PROBLEM TO WORK ON: Look through the entries below and count the lines with the word "name" in them; give only the number.

[Structured figure records]
☆ ☆ ☆ ☆ ☆ ☆ ☆
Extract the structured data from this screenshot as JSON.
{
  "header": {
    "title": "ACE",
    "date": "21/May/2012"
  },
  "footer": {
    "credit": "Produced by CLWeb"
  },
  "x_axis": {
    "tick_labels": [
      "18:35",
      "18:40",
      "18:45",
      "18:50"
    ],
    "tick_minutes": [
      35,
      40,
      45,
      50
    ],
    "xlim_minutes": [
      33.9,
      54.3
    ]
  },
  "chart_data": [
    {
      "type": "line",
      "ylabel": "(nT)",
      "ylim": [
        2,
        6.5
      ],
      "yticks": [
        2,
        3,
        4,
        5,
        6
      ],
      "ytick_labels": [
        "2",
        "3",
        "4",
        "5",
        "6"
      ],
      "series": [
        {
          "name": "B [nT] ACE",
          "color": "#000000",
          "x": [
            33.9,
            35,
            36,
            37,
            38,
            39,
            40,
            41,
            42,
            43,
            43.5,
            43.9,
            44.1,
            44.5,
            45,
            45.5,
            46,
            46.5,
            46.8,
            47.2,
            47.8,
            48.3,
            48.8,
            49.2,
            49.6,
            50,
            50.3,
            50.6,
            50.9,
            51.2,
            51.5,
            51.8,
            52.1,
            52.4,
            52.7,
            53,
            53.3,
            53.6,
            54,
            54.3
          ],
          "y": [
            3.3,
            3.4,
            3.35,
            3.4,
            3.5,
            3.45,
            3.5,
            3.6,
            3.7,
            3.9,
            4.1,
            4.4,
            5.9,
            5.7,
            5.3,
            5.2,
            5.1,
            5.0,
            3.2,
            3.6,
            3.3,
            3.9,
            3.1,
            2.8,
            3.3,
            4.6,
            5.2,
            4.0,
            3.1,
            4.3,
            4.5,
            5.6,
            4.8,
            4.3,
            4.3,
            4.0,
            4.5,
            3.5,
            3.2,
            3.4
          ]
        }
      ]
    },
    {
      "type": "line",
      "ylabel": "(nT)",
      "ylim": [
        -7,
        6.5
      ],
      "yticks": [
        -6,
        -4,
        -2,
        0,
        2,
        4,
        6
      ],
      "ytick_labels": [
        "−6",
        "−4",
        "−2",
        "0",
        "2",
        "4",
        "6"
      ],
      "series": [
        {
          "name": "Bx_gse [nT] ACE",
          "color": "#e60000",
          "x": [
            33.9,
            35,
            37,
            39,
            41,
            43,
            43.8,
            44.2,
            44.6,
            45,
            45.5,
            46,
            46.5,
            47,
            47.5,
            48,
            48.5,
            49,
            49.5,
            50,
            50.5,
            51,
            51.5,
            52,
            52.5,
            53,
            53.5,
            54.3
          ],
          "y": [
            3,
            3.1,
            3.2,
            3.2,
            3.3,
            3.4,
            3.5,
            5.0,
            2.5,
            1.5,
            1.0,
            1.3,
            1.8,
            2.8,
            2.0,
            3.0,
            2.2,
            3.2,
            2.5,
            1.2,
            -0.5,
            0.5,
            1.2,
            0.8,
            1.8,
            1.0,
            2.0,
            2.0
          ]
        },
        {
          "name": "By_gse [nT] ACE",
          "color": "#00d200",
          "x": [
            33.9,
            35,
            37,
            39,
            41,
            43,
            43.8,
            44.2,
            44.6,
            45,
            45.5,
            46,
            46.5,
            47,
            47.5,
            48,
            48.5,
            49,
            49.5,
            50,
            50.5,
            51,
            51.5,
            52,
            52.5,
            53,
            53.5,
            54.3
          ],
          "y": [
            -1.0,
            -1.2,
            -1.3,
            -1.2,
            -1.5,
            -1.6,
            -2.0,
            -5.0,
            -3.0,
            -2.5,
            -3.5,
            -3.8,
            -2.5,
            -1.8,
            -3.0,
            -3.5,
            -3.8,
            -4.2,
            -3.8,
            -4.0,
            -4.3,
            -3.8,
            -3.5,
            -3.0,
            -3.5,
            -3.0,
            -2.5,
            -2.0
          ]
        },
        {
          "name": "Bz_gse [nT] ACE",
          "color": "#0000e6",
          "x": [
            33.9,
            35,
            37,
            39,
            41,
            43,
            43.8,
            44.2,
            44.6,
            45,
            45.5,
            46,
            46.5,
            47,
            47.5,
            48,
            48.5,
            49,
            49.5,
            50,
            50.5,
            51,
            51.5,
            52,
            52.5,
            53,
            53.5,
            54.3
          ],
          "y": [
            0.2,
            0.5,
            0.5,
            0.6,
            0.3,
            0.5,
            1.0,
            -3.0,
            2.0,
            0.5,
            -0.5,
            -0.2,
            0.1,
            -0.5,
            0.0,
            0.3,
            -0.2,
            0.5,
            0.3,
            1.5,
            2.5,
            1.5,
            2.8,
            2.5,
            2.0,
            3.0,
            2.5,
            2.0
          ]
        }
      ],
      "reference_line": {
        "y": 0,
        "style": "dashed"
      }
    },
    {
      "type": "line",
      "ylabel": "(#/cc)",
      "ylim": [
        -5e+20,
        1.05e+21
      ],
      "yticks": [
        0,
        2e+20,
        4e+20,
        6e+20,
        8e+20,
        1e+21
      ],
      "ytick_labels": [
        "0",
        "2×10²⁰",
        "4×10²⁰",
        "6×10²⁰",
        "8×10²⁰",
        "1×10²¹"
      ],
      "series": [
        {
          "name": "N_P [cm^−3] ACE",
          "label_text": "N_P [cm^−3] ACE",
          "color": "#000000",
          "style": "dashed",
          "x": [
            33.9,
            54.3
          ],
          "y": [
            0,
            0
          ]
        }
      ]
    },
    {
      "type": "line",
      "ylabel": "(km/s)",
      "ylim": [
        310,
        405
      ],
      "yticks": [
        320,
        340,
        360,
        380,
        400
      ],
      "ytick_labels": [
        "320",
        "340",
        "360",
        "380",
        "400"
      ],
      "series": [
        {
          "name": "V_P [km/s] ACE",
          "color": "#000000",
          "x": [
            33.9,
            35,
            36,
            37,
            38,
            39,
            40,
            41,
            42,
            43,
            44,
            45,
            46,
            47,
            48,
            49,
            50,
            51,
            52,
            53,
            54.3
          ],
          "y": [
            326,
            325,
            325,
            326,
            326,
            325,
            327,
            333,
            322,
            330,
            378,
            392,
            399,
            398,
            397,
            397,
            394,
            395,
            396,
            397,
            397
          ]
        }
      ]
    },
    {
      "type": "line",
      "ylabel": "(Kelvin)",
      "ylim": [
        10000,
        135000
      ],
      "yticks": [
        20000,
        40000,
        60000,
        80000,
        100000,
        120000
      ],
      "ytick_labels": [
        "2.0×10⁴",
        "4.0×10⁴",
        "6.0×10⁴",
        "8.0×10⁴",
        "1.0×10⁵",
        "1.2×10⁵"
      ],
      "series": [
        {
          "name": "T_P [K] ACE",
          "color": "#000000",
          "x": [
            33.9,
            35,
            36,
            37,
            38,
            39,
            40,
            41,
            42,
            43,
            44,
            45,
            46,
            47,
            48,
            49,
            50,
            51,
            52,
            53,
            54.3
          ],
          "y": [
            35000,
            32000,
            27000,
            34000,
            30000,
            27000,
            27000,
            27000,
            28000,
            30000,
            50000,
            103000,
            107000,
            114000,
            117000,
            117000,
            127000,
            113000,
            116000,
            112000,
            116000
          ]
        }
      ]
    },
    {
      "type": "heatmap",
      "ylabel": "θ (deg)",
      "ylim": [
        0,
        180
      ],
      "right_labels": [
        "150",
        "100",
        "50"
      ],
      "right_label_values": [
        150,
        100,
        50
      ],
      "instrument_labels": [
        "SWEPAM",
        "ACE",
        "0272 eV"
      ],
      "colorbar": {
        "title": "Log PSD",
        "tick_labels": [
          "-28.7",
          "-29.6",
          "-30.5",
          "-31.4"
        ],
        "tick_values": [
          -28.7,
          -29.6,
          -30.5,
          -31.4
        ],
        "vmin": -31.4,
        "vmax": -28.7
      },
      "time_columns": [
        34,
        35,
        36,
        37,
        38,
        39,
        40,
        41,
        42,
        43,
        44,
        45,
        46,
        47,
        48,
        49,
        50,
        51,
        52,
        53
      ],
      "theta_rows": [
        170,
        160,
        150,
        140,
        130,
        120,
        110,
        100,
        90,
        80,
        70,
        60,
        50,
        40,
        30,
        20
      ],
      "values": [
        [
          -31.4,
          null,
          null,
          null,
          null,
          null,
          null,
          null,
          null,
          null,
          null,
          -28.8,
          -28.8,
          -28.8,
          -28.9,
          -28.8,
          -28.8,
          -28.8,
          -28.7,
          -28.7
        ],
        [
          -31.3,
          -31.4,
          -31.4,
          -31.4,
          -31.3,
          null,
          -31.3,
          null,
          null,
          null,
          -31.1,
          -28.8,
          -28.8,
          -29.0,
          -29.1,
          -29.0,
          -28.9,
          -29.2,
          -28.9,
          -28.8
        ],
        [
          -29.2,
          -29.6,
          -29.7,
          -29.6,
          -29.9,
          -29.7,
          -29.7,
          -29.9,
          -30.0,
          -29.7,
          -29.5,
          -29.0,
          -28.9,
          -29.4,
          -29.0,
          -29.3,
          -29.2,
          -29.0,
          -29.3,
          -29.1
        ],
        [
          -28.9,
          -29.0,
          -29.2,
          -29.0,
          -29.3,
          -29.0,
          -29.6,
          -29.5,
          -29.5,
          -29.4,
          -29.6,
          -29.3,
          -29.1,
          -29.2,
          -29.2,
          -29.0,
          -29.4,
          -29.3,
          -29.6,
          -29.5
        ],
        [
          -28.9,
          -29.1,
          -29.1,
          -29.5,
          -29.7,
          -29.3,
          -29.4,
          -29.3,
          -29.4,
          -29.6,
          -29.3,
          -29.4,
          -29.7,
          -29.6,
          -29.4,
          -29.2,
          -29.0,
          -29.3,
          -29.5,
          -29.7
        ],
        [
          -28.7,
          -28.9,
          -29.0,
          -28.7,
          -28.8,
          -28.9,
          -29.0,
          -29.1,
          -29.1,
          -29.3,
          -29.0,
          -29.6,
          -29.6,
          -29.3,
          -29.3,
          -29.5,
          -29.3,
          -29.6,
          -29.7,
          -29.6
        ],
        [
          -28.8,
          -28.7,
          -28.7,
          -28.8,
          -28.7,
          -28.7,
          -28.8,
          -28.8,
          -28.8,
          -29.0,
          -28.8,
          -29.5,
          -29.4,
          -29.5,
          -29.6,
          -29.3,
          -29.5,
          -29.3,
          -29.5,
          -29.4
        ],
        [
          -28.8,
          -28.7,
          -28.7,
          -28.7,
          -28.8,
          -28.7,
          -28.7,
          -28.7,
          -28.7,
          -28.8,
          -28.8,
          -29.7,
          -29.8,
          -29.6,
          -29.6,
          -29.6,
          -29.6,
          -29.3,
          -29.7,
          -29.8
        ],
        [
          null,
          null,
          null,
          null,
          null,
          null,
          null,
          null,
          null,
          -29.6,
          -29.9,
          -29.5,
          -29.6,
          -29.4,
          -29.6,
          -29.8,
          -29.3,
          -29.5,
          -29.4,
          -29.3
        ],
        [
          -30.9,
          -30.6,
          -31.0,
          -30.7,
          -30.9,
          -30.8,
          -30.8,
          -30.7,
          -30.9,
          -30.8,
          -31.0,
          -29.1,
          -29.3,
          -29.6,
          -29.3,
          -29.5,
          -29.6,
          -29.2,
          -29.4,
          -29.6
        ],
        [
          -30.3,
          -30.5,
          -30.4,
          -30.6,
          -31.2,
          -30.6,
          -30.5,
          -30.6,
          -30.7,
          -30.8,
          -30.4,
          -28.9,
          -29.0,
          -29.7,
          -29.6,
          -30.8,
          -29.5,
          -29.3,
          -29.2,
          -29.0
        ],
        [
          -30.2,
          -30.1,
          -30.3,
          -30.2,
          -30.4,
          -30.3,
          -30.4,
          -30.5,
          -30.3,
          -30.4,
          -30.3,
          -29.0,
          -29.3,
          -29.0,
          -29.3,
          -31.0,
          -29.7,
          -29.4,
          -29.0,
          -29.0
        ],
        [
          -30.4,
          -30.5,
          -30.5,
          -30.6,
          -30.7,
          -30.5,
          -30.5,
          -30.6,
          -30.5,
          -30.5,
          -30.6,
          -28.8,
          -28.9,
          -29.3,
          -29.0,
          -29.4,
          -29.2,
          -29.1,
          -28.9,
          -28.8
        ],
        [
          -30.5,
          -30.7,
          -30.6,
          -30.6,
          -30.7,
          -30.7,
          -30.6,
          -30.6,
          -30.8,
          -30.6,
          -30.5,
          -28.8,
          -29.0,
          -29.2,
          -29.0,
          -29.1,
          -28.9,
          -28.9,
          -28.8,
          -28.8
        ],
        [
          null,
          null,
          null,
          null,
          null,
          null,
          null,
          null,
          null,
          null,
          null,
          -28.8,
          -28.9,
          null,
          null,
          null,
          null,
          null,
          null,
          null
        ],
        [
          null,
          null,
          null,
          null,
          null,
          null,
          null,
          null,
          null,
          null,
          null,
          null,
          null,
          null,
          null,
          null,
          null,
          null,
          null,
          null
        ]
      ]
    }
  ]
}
☆ ☆ ☆ ☆ ☆ ☆ ☆
SOLUTION: 7